> The problem: Please change "Last Result" to "Previous Result" wherever it occurs in the material below, and write out every line again with nothing else altered.

> Data items:
-- -- --

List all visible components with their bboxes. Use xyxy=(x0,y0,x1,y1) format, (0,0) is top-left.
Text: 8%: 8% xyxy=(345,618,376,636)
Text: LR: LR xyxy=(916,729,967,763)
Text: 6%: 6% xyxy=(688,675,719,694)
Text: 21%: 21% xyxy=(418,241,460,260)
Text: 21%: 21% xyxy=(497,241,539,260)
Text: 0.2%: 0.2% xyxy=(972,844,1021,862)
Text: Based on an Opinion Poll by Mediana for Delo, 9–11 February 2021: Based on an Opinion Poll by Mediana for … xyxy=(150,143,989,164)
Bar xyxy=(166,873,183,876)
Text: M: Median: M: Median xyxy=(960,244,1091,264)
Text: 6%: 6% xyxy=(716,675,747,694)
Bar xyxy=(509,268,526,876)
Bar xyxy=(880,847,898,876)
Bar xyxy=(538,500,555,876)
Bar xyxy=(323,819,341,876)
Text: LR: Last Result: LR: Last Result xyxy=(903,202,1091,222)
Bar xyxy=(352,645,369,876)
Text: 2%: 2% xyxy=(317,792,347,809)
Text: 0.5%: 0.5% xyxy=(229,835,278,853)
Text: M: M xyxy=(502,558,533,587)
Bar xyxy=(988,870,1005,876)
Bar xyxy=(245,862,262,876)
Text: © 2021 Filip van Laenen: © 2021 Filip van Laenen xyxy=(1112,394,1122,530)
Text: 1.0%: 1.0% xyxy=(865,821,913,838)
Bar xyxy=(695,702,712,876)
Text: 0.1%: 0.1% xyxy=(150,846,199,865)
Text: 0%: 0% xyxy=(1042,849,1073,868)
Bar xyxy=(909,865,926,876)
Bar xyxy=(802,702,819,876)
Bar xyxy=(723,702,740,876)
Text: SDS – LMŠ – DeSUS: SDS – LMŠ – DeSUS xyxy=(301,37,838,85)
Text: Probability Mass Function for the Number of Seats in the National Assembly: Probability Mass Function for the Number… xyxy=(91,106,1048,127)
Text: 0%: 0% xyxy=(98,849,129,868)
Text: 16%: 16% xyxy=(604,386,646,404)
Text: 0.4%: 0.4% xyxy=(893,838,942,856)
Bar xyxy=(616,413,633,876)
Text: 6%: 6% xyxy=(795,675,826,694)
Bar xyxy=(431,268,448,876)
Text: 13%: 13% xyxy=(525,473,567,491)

-- -- --

> Task output:
List all visible components with their bboxes. Use xyxy=(x0,y0,x1,y1) format, (0,0) is top-left.
Text: 8%: 8% xyxy=(345,618,376,636)
Text: LR: LR xyxy=(916,729,967,763)
Text: 6%: 6% xyxy=(688,675,719,694)
Text: 21%: 21% xyxy=(418,241,460,260)
Text: 21%: 21% xyxy=(497,241,539,260)
Text: 0.2%: 0.2% xyxy=(972,844,1021,862)
Text: Based on an Opinion Poll by Mediana for Delo, 9–11 February 2021: Based on an Opinion Poll by Mediana for … xyxy=(150,143,989,164)
Bar xyxy=(166,873,183,876)
Text: M: Median: M: Median xyxy=(960,244,1091,264)
Text: 6%: 6% xyxy=(716,675,747,694)
Bar xyxy=(509,268,526,876)
Bar xyxy=(880,847,898,876)
Bar xyxy=(538,500,555,876)
Bar xyxy=(323,819,341,876)
Text: LR: Previous Result: LR: Previous Result xyxy=(903,202,1091,222)
Bar xyxy=(352,645,369,876)
Text: 2%: 2% xyxy=(317,792,347,809)
Text: 0.5%: 0.5% xyxy=(229,835,278,853)
Text: M: M xyxy=(502,558,533,587)
Bar xyxy=(988,870,1005,876)
Bar xyxy=(245,862,262,876)
Text: © 2021 Filip van Laenen: © 2021 Filip van Laenen xyxy=(1112,394,1122,530)
Text: 1.0%: 1.0% xyxy=(865,821,913,838)
Bar xyxy=(695,702,712,876)
Text: 0.1%: 0.1% xyxy=(150,846,199,865)
Text: 0%: 0% xyxy=(1042,849,1073,868)
Bar xyxy=(909,865,926,876)
Bar xyxy=(802,702,819,876)
Bar xyxy=(723,702,740,876)
Text: SDS – LMŠ – DeSUS: SDS – LMŠ – DeSUS xyxy=(301,37,838,85)
Text: Probability Mass Function for the Number of Seats in the National Assembly: Probability Mass Function for the Number… xyxy=(91,106,1048,127)
Text: 0%: 0% xyxy=(98,849,129,868)
Text: 16%: 16% xyxy=(604,386,646,404)
Text: 0.4%: 0.4% xyxy=(893,838,942,856)
Bar xyxy=(616,413,633,876)
Text: 6%: 6% xyxy=(795,675,826,694)
Bar xyxy=(431,268,448,876)
Text: 13%: 13% xyxy=(525,473,567,491)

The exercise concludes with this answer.